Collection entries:
--------

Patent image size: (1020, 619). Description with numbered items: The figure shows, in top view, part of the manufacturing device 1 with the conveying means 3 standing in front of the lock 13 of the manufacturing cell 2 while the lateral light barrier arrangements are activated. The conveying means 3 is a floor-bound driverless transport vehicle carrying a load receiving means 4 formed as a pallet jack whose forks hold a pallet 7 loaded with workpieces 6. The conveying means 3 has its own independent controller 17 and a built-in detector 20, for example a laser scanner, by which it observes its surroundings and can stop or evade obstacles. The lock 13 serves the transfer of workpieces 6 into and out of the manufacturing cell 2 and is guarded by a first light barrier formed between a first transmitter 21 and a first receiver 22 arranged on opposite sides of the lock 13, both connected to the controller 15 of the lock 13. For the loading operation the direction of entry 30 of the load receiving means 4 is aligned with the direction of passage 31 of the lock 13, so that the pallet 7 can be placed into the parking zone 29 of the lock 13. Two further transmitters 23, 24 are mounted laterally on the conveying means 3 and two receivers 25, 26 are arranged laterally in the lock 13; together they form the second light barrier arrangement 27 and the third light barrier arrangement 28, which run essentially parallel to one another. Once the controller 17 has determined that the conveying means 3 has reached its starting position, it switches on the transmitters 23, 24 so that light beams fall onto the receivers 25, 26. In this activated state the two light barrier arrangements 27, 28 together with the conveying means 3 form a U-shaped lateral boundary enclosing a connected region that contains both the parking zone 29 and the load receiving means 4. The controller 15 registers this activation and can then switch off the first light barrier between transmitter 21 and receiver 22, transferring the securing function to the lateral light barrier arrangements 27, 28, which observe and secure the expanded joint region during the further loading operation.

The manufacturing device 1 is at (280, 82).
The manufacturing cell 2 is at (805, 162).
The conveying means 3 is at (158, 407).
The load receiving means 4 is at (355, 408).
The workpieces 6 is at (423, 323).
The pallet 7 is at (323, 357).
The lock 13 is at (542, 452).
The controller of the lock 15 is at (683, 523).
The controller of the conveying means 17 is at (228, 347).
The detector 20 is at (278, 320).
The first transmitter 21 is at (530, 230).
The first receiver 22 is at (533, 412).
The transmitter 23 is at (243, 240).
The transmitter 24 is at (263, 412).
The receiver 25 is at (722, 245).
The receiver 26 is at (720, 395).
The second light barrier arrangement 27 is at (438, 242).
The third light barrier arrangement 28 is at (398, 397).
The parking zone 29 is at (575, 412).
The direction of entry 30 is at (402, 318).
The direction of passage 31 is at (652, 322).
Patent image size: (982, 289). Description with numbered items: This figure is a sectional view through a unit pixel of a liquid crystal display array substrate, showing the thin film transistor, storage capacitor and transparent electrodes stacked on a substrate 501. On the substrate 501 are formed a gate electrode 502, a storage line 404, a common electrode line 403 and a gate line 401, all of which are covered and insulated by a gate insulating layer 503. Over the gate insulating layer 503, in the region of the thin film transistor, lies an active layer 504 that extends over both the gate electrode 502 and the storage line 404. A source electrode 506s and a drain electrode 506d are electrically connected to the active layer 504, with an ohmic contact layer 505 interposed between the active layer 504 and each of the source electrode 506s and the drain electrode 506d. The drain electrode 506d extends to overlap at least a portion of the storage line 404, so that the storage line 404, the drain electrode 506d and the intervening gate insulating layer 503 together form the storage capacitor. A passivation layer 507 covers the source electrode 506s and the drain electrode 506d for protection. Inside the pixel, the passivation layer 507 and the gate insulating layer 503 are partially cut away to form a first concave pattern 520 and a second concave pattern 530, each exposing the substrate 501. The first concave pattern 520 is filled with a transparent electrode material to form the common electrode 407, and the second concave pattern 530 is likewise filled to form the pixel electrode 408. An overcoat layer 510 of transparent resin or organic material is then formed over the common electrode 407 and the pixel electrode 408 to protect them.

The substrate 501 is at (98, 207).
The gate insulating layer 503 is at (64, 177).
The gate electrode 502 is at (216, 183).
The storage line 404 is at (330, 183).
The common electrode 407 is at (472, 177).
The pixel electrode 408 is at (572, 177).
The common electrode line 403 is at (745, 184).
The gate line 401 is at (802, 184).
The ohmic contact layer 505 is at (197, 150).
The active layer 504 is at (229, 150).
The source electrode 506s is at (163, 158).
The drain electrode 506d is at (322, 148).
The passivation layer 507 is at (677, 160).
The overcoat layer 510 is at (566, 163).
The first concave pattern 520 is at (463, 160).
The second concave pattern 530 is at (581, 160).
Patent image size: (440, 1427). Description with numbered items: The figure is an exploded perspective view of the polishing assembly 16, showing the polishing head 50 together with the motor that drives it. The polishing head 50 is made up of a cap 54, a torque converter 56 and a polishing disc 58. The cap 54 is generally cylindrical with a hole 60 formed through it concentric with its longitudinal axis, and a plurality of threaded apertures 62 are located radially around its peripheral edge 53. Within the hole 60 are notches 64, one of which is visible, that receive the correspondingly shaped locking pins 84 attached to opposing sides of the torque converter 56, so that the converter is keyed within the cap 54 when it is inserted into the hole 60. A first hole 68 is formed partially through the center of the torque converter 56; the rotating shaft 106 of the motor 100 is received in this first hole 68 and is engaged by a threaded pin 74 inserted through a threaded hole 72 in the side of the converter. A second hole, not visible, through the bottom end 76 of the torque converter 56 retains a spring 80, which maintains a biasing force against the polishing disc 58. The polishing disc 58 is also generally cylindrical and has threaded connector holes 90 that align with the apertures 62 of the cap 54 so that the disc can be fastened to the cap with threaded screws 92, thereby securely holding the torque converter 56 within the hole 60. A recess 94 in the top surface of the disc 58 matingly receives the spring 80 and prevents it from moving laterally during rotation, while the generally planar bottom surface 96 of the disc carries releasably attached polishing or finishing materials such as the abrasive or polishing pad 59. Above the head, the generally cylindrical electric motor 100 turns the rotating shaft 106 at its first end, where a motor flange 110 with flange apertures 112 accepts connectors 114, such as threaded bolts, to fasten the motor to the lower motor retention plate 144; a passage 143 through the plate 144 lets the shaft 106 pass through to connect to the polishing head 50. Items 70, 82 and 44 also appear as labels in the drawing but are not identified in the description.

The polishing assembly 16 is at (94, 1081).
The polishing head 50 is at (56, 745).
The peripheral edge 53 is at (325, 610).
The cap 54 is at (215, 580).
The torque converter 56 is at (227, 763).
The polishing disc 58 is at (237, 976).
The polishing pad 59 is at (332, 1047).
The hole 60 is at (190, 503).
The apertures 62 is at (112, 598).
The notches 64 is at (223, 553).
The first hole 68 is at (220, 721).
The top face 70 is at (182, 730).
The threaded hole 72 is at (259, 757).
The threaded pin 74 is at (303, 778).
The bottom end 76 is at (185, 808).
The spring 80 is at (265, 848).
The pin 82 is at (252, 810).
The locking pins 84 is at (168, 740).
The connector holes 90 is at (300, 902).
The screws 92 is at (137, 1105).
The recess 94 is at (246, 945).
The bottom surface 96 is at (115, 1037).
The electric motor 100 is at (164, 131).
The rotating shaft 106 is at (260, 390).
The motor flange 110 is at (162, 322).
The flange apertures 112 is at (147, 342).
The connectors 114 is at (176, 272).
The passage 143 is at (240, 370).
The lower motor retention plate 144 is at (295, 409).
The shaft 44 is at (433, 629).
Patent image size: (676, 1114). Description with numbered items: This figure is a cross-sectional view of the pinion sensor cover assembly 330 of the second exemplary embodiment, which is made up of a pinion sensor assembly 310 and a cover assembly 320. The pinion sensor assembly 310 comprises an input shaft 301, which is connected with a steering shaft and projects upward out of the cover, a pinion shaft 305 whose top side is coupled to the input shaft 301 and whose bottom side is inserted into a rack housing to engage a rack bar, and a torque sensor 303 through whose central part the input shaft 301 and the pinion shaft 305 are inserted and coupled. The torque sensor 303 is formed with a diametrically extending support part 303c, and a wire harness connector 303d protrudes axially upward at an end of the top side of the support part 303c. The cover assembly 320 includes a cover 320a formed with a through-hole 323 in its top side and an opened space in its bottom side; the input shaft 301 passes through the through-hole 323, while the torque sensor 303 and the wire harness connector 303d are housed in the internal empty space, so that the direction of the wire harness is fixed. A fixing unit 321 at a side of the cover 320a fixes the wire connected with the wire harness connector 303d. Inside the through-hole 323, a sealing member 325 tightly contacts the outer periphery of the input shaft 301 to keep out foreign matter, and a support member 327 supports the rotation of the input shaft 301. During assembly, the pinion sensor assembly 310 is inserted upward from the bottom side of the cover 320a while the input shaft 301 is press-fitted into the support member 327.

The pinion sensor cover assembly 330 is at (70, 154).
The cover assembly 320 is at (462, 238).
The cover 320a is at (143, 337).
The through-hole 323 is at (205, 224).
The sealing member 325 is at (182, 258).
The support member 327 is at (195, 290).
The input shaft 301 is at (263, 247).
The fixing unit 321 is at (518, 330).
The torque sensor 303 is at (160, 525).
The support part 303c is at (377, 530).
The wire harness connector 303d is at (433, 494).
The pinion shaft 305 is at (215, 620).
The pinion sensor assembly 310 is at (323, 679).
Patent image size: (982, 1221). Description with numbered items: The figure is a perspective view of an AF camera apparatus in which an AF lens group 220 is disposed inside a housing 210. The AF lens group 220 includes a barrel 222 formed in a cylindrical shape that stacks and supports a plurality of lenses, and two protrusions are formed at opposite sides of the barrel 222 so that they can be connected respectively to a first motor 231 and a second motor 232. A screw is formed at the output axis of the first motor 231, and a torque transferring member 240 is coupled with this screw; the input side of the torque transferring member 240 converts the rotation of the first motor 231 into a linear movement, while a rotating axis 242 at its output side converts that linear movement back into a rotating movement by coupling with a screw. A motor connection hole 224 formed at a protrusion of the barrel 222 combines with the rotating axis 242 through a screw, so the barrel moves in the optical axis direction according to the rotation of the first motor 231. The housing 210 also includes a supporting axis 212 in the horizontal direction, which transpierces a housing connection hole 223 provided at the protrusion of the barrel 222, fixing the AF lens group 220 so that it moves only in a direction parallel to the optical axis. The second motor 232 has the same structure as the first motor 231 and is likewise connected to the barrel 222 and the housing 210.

--------

Problem requirements » Output everything from the line containing "Patent image size: (982, 289)." down to the line containing "The gate electrode 502 is at (216, 183).", both included, with each line unchanged.

Answer to the exercise »
Patent image size: (982, 289). Description with numbered items: This figure is a sectional view through a unit pixel of a liquid crystal display array substrate, showing the thin film transistor, storage capacitor and transparent electrodes stacked on a substrate 501. On the substrate 501 are formed a gate electrode 502, a storage line 404, a common electrode line 403 and a gate line 401, all of which are covered and insulated by a gate insulating layer 503. Over the gate insulating layer 503, in the region of the thin film transistor, lies an active layer 504 that extends over both the gate electrode 502 and the storage line 404. A source electrode 506s and a drain electrode 506d are electrically connected to the active layer 504, with an ohmic contact layer 505 interposed between the active layer 504 and each of the source electrode 506s and the drain electrode 506d. The drain electrode 506d extends to overlap at least a portion of the storage line 404, so that the storage line 404, the drain electrode 506d and the intervening gate insulating layer 503 together form the storage capacitor. A passivation layer 507 covers the source electrode 506s and the drain electrode 506d for protection. Inside the pixel, the passivation layer 507 and the gate insulating layer 503 are partially cut away to form a first concave pattern 520 and a second concave pattern 530, each exposing the substrate 501. The first concave pattern 520 is filled with a transparent electrode material to form the common electrode 407, and the second concave pattern 530 is likewise filled to form the pixel electrode 408. An overcoat layer 510 of transparent resin or organic material is then formed over the common electrode 407 and the pixel electrode 408 to protect them.

The substrate 501 is at (98, 207).
The gate insulating layer 503 is at (64, 177).
The gate electrode 502 is at (216, 183).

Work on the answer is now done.